━━━━━ Page text ━━━━━

The Sierra Club italicized Statement on Air Tours (above), provides some further guidance which now may be applied to this next FAA Statement, from the current policy draft.
"A primary focus for FAA is to identify the extent to which low-level noise...may adversely impact areas with unique noise sensitivities. At present, no scientifically verified, predictable criteria have been established." We respond to this in three ways:
(1) Sierra Club’s introductory Statement on Air Tours (Sec. II-(a) suggests rather, that FAA’s more appropriate role would instead support NPS (or USFS Wilderness Managers, etc.) authority in making this identification and establishing criteria for assessing low-level noise impacts. (This would include establishing particularly stringent criteria for helicopters, which FAA acknowledges are perceived by the general public as more significantly annoying than other aircraft operating at the equivalent decibel level.)
(2) NPS policy prohibits the derogation of Park resources. Until such time as criteria are established, there exists the continuing derogation or Park resources by various low-level air tour impacts. Therefore, the current level of use should be made static (i.e., capped) for three years (providing enough time for NPS to develop criteria). If new criteria are not established in three years, then the level for existing tours should be decreased ten percent each year (based on the rate of use at the trigger year), to a level not to exceed ten percent of use at the three-year trigger date.
(3) The Sierra Club Statement thus means that in the creation of comprehensive noise management plans, low-level scenic tour aviation generally should adhere to NPS’ definition of natural quiet, and to NPS’ legitimate mission to fully protect or restore it. The standard for natural quiet should be based on audibility and not noticeability standards for both tour and commercial jet aircraft, and for general aviation.
"One of the cornerstones of the FAA’s Year 2000 aviation noise abatement policy is the continuation of aircraft source-noise reduction."

━━━━━ Excerpted records ━━━━━

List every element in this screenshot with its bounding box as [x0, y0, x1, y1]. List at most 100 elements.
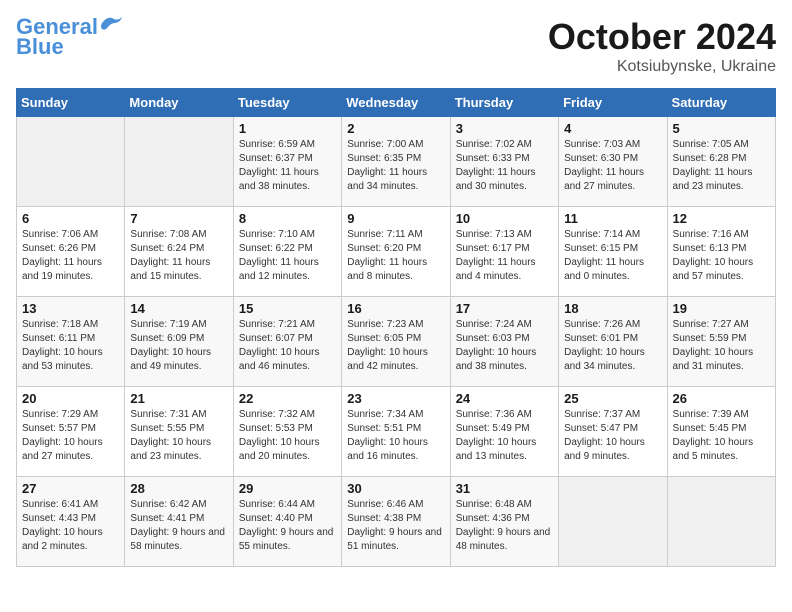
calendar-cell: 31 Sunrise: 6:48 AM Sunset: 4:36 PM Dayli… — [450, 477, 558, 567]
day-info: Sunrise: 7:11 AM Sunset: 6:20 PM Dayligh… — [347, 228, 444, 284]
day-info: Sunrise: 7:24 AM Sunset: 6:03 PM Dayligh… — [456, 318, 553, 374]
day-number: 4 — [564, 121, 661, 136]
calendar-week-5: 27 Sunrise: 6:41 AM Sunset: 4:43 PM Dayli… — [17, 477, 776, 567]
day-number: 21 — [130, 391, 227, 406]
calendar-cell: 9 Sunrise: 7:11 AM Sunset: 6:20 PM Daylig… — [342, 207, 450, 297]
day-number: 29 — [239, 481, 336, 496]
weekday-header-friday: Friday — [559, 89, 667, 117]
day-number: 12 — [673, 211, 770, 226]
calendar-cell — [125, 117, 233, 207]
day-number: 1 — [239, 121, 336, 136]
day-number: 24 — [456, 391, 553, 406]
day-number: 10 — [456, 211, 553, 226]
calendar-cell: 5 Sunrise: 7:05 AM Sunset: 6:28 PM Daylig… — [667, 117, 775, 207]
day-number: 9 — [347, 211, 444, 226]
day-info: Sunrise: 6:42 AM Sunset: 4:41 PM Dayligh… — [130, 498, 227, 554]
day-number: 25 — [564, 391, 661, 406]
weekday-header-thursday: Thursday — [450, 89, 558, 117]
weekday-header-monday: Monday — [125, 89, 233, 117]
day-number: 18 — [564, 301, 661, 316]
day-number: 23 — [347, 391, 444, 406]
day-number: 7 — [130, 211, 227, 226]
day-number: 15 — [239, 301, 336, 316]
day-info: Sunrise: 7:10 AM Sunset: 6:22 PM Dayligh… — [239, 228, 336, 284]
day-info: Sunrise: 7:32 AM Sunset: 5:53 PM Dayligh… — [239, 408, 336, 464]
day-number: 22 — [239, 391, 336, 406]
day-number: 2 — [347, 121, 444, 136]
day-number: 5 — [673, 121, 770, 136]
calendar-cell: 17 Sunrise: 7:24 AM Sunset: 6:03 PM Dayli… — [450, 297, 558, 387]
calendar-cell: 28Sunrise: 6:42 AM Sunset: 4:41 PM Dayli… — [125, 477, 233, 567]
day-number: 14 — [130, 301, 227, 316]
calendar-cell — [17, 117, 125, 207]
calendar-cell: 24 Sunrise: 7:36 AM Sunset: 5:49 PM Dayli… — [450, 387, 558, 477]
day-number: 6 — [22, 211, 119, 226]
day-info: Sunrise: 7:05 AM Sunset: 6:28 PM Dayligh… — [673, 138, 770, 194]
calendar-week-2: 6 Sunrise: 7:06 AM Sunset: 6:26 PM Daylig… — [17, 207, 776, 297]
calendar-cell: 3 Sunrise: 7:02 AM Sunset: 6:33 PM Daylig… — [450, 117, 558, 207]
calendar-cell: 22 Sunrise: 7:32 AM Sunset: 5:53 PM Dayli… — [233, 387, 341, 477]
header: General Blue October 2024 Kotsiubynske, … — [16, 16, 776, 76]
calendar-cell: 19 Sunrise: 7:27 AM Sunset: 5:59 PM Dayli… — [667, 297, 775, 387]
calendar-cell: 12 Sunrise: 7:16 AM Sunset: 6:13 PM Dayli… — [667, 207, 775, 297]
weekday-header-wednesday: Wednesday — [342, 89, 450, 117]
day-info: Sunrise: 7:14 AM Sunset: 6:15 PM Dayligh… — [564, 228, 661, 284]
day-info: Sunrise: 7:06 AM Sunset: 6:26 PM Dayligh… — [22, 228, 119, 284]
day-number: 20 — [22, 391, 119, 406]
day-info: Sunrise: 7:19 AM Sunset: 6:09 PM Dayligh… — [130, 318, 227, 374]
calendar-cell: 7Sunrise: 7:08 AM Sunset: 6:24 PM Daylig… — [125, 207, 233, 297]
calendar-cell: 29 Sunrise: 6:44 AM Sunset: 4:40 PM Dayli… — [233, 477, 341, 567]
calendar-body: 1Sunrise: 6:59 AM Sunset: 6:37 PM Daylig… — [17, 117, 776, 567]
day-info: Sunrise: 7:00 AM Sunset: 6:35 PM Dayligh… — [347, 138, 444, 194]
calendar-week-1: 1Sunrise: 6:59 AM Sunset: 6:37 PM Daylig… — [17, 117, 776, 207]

━━━━━

Answer these from the air tour noise text above:
1. For how many years should the current level of use be capped?
2. Which aircraft does the FAA acknowledge the public finds more annoying than others at the same decibel level?
3. Should the standard for natural quiet rest on audibility or on noticeability?

1. Three years.
2. Helicopters.
3. Audibility.